Document extract ::
^^^^^^^^
WALL WORK: arcylic and aerosol on cement  
2023, Commissioned by Red Hot Arts, Mparntwe (Alice Springs) 
Brontë Naylor would like to acknowledge that this work is made on the unceded lands of Arrunda people the peoples. 
We acknowledge their continuing connection to the lands, waters, culture and community. We pay our respects to Elders, past and emerging. 

YEAR: 2021
MATERIAL: Acrylic & Aerosols on outise Shopping Center
LOCATION: Alice Springs Shopping Center
, Height:8.5m

Image provided by artists

"Paint me amongst the white gums and the red earth. That's my home, that's me,"

– Patricia Ansell Dodd


Collaboration for The Alice Springs Street Art Festival

Not to Scale is a public artwork made collaboratively on Mparntwe (Alice Springs) between Awabakal land (Newcastle) based artist Bronte Naylor and Meanjin (Brisbane) based artist Gus Eagleton. The artists acknowledge the impossibility of understanding the layered societal complexities of Mparntwe Country during a single experience. The artists sought to reflect their interpretation of the remote town in central Australia. The artwork, from left to right, shows three different experiences and interpretations of place on a progressive scale of connectedness. The viewer can observe the voyeuristic tourist, moving to the local experience then ending with the artist's homage to Undoolya Indigenous Elder Patricia Ansell Dodd, respecting relationship to the country.

Using collage methodologies, a collection of images of preconceived visions of Alice Springs and photographs of onsite experiences were sampled to create the large-format painting. Their ongoing learning of Alice Springs was deepened through experience and by listening to stories told by a cross-section of the community. Locals generously shared lived experiences, memories, and current reflections of Alice Springs; this storytelling informed the artist's direction. The artists’ attention was constantly divided between the task at hand and the careful navigation of profound social, political and cultural considerations.

On the left, there is an uncharacteristic sea-side palm tree and a figure wearing a Hawaiian shirt holding a camera that references a tourist. The preconceived tourist perspective is often constructed by curated online representations of “paradise”, with the intention of attracting national and international visitors. This depiction is an amplification of a stereotypical tourist experience that, due to brevity, arguably denies an authentic connection to the place and is not realistic. The outcome of these experiences becomes a digital cycle, a reenactment of online-based images. The artists highlight the dialogue between reality and the digital space throughout the artwork. Behind the figure floats a motion-blurred photo of the MacDonnell Range (Tjoritja) taken from a moving rental van, emphasising the tourists' disconnect from the landscape. This postcard image also acknowledges that the fly-in public artists participated reflexively in making location-specific and community-centred artwork site unseen.
^^^^^^^^
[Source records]
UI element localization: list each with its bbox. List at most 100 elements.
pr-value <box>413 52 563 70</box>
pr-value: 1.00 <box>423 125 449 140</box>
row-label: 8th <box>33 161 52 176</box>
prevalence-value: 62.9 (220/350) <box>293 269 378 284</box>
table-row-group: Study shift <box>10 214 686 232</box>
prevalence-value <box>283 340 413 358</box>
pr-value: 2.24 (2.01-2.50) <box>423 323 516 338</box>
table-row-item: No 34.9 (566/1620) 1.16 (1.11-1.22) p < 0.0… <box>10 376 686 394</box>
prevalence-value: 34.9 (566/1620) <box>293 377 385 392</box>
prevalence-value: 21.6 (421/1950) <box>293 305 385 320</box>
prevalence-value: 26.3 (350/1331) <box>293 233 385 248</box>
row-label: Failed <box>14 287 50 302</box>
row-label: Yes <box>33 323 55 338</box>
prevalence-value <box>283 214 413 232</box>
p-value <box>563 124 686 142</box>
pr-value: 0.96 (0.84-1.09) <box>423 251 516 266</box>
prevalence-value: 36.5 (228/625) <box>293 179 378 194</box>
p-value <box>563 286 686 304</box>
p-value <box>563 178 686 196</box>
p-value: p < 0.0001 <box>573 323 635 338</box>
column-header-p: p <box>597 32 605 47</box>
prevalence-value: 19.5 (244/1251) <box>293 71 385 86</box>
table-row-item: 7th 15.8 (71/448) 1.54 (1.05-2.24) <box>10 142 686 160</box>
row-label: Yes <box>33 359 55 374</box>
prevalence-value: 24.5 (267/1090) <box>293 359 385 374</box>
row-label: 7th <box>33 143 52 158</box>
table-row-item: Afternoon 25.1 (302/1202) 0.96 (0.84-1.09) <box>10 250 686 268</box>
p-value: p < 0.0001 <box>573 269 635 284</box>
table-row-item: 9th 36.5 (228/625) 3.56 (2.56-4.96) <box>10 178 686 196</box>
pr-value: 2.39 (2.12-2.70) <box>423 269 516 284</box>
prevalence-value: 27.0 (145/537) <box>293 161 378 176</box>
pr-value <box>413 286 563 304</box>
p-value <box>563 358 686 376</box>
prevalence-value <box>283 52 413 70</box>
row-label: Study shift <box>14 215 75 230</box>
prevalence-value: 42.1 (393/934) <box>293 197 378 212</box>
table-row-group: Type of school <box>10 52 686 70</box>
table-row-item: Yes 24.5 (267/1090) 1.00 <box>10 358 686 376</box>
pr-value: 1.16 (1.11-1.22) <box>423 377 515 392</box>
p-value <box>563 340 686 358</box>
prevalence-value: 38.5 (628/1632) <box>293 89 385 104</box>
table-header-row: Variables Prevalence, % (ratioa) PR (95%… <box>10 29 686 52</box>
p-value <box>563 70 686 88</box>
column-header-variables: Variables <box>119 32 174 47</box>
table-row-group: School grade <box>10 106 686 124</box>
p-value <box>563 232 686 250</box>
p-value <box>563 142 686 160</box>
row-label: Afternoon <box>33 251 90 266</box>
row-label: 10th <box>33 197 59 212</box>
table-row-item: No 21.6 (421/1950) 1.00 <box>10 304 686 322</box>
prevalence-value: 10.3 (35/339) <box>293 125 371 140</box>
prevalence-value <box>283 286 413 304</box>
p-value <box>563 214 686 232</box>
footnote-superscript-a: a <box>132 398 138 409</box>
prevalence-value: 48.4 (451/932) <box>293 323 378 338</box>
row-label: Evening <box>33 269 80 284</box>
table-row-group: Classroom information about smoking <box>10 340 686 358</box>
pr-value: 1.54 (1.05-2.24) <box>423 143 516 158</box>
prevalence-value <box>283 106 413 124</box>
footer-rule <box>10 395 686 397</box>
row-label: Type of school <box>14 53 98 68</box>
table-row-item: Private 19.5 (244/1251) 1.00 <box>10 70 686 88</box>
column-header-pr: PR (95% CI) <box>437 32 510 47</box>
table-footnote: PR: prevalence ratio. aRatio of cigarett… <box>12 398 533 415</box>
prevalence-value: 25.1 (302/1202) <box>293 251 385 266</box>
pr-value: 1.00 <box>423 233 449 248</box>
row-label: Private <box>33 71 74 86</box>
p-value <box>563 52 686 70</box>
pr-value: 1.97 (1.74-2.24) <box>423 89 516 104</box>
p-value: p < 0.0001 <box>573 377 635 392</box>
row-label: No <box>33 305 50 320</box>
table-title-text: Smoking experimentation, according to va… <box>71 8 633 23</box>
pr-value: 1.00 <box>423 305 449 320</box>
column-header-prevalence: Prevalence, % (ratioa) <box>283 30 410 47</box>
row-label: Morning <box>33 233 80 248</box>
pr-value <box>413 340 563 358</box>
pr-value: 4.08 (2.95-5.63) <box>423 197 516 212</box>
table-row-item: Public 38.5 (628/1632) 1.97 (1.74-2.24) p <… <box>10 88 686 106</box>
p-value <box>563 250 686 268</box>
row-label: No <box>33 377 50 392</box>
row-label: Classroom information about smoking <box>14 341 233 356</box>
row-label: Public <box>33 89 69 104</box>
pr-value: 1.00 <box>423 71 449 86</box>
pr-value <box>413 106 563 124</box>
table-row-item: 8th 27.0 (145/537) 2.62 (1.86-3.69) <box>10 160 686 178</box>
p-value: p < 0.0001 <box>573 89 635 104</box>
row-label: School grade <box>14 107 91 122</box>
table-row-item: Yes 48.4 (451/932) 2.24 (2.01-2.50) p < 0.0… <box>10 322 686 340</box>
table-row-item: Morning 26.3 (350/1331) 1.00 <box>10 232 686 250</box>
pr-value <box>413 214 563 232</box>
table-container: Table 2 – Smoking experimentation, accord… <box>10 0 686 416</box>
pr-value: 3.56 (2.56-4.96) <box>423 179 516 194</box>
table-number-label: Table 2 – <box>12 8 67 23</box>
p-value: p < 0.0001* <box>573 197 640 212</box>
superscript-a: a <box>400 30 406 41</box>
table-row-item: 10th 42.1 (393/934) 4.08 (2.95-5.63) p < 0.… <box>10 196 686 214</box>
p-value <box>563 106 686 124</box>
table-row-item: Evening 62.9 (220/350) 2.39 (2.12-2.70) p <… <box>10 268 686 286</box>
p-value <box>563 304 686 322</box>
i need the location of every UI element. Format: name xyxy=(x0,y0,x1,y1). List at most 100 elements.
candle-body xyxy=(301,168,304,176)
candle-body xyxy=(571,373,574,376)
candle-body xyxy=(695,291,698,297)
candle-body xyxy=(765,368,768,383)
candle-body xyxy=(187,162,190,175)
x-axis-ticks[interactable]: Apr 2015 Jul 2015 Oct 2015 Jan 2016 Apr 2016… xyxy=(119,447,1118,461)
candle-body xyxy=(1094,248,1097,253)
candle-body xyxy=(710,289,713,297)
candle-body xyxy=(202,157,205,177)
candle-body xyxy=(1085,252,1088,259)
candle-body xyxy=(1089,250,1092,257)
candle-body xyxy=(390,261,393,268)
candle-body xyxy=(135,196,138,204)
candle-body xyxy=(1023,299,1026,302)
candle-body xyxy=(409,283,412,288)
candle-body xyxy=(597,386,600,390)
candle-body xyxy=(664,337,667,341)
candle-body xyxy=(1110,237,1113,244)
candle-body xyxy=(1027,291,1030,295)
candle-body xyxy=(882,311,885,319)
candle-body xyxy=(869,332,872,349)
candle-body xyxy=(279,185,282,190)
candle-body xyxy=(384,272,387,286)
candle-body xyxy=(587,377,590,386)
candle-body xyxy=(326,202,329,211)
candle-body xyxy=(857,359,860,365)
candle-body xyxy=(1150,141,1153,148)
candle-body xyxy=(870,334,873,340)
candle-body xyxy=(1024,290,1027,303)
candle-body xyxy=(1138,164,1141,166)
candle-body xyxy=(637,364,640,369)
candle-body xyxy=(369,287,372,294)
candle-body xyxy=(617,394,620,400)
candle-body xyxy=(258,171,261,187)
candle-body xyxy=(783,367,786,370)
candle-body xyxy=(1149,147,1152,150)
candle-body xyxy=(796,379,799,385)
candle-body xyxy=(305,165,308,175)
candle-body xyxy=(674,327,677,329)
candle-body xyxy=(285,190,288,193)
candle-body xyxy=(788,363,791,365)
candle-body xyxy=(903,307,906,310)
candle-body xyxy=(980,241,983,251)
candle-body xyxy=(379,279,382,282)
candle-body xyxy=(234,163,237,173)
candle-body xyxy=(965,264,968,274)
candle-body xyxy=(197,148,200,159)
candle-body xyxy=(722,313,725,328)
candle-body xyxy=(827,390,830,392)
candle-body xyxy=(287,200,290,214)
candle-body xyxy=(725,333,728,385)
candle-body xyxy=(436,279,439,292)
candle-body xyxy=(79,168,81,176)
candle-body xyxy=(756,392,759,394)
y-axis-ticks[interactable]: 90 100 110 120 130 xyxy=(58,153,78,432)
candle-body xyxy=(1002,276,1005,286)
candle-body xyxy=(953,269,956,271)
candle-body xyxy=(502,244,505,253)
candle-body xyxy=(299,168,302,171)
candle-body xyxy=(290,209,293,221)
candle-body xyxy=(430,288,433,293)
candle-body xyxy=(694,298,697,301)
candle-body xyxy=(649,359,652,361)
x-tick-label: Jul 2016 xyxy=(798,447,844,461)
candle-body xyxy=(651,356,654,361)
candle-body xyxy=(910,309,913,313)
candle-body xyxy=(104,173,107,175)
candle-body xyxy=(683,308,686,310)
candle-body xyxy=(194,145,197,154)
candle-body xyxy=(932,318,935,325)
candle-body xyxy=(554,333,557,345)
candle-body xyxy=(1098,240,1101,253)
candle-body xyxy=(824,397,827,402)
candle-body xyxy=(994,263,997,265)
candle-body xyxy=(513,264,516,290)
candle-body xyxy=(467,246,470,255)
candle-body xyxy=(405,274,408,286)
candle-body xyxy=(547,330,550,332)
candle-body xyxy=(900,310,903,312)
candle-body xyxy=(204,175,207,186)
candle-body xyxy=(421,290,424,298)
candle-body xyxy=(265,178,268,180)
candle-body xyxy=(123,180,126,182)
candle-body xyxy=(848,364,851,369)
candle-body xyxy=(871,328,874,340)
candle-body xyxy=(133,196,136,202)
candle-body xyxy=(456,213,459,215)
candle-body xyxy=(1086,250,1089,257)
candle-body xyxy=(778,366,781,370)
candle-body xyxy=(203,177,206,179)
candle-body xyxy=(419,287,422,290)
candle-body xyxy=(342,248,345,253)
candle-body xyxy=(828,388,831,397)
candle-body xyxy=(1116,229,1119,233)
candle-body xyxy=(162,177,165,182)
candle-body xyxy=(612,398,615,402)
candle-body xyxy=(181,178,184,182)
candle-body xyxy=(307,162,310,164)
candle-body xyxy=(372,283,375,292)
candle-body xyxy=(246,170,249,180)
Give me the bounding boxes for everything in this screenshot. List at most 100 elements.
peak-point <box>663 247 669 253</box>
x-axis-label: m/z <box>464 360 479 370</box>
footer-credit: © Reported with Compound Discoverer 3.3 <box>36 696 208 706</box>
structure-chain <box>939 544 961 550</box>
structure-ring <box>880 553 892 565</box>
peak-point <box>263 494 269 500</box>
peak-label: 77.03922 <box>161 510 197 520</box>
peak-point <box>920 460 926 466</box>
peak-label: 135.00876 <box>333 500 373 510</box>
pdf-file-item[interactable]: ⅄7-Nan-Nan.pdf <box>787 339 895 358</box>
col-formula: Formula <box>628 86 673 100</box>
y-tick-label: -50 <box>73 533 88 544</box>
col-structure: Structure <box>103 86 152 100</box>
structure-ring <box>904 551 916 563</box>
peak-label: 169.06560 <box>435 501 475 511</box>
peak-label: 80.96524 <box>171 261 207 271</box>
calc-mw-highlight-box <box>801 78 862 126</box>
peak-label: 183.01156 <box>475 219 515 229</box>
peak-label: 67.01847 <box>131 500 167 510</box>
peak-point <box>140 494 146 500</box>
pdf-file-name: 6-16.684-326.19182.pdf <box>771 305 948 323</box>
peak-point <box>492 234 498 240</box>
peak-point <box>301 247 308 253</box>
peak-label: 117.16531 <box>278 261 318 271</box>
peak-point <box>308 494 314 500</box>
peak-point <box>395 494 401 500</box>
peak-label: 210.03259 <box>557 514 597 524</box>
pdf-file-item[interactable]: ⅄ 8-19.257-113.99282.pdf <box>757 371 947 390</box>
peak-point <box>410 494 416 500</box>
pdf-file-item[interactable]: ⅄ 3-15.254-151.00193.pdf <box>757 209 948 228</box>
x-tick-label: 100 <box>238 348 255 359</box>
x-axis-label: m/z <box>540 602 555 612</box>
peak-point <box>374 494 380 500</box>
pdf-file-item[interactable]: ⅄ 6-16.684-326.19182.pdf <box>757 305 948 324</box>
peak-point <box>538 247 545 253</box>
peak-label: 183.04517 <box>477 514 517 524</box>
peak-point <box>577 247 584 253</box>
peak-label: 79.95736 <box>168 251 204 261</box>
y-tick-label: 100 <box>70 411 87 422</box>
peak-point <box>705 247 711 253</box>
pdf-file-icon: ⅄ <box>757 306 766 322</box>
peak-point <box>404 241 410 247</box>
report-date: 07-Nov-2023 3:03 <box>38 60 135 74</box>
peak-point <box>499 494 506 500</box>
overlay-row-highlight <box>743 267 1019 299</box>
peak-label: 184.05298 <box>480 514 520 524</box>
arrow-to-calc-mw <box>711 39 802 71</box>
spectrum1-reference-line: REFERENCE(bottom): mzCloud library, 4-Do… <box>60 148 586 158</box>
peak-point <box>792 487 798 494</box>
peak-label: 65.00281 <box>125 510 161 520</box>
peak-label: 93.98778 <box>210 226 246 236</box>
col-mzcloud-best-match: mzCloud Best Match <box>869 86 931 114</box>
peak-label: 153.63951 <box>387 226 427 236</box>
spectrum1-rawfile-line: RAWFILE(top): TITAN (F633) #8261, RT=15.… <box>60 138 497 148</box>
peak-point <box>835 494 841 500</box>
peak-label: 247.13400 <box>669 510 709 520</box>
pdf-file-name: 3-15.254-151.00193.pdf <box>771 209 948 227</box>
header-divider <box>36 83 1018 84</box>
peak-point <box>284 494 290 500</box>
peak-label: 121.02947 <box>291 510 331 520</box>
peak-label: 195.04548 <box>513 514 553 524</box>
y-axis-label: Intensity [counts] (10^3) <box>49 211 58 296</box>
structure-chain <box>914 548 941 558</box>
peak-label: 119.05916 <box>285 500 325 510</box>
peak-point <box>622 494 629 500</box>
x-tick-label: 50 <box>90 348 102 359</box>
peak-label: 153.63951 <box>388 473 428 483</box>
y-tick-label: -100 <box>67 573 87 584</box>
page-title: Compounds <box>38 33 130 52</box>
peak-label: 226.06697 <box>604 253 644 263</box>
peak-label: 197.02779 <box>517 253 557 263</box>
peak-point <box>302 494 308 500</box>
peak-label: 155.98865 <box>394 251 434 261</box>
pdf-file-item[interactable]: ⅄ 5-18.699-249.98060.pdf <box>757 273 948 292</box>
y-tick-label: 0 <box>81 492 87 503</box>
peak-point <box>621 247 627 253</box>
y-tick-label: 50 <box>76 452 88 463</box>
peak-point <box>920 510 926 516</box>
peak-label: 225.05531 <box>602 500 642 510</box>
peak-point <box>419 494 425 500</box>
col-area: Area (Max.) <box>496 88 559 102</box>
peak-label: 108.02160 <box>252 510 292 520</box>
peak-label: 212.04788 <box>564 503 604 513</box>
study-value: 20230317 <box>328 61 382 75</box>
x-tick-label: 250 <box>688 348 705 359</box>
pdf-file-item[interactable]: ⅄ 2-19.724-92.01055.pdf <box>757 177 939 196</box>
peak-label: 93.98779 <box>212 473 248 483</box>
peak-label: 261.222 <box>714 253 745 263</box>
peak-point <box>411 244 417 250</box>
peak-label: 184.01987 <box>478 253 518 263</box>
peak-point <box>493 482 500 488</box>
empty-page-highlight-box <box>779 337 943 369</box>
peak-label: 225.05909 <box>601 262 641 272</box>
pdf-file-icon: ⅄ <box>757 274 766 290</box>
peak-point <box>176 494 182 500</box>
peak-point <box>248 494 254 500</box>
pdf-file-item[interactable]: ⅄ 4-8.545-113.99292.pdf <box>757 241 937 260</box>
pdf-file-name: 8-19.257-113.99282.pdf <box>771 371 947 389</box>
^^^^^^^^
Prompt 1 ::
From the text on the Not to Scale mural, quote the passage that begins with the words "WALL WORK: arcylic" and ends after the words "Arrunda people the peoples.".
Prompt 2 ::
According to the text on the Not to Scale mural, from what was the motion-blurred photo of the MacDonnell Range taken?
These records are material separate from the text on the Not to Scale mural.

Exercise response 1 ::
WALL WORK: arcylic and aerosol on cement  
2023, Commissioned by Red Hot Arts, Mparntwe (Alice Springs) 
Brontë Naylor would like to acknowledge that this work is made on the unceded lands of Arrunda people the peoples.

Exercise response 2 ::
It was taken from a moving rental van.